--- begin ---

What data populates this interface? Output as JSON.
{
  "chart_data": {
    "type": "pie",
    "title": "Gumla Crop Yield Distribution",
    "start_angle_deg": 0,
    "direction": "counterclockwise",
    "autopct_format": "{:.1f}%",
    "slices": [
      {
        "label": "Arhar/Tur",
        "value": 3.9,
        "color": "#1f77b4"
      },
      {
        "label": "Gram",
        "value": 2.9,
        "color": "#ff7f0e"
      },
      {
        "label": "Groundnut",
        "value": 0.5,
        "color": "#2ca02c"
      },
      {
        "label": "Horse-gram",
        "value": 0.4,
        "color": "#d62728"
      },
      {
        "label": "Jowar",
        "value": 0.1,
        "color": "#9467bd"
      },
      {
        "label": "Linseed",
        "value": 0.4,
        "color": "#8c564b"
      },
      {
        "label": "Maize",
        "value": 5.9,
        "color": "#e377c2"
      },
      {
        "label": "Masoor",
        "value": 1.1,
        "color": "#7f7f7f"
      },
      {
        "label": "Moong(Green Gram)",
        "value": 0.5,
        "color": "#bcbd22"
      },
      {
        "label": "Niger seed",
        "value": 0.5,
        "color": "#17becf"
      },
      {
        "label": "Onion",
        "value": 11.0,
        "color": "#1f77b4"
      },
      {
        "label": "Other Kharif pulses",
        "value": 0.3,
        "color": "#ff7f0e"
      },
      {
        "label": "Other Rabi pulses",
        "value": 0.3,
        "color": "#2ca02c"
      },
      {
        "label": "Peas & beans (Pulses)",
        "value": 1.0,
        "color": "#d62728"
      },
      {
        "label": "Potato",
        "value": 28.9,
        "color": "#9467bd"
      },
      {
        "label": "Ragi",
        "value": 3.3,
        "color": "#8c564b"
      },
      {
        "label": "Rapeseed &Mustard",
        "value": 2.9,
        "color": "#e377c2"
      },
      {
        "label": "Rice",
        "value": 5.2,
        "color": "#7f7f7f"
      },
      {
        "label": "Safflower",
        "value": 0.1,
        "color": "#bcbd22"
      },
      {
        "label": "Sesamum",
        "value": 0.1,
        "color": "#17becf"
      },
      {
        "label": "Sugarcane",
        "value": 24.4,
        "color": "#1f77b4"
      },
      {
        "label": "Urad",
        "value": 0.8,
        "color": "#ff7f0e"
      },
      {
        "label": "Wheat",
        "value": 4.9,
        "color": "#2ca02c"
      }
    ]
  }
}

--- end ---

> What the task requires: Give the listing again, word for word.

> Answer for the task:
What data populates this interface? Output as JSON.
{
  "chart_data": {
    "type": "pie",
    "title": "Gumla Crop Yield Distribution",
    "start_angle_deg": 0,
    "direction": "counterclockwise",
    "autopct_format": "{:.1f}%",
    "slices": [
      {
        "label": "Arhar/Tur",
        "value": 3.9,
        "color": "#1f77b4"
      },
      {
        "label": "Gram",
        "value": 2.9,
        "color": "#ff7f0e"
      },
      {
        "label": "Groundnut",
        "value": 0.5,
        "color": "#2ca02c"
      },
      {
        "label": "Horse-gram",
        "value": 0.4,
        "color": "#d62728"
      },
      {
        "label": "Jowar",
        "value": 0.1,
        "color": "#9467bd"
      },
      {
        "label": "Linseed",
        "value": 0.4,
        "color": "#8c564b"
      },
      {
        "label": "Maize",
        "value": 5.9,
        "color": "#e377c2"
      },
      {
        "label": "Masoor",
        "value": 1.1,
        "color": "#7f7f7f"
      },
      {
        "label": "Moong(Green Gram)",
        "value": 0.5,
        "color": "#bcbd22"
      },
      {
        "label": "Niger seed",
        "value": 0.5,
        "color": "#17becf"
      },
      {
        "label": "Onion",
        "value": 11.0,
        "color": "#1f77b4"
      },
      {
        "label": "Other Kharif pulses",
        "value": 0.3,
        "color": "#ff7f0e"
      },
      {
        "label": "Other Rabi pulses",
        "value": 0.3,
        "color": "#2ca02c"
      },
      {
        "label": "Peas & beans (Pulses)",
        "value": 1.0,
        "color": "#d62728"
      },
      {
        "label": "Potato",
        "value": 28.9,
        "color": "#9467bd"
      },
      {
        "label": "Ragi",
        "value": 3.3,
        "color": "#8c564b"
      },
      {
        "label": "Rapeseed &Mustard",
        "value": 2.9,
        "color": "#e377c2"
      },
      {
        "label": "Rice",
        "value": 5.2,
        "color": "#7f7f7f"
      },
      {
        "label": "Safflower",
        "value": 0.1,
        "color": "#bcbd22"
      },
      {
        "label": "Sesamum",
        "value": 0.1,
        "color": "#17becf"
      },
      {
        "label": "Sugarcane",
        "value": 24.4,
        "color": "#1f77b4"
      },
      {
        "label": "Urad",
        "value": 0.8,
        "color": "#ff7f0e"
      },
      {
        "label": "Wheat",
        "value": 4.9,
        "color": "#2ca02c"
      }
    ]
  }
}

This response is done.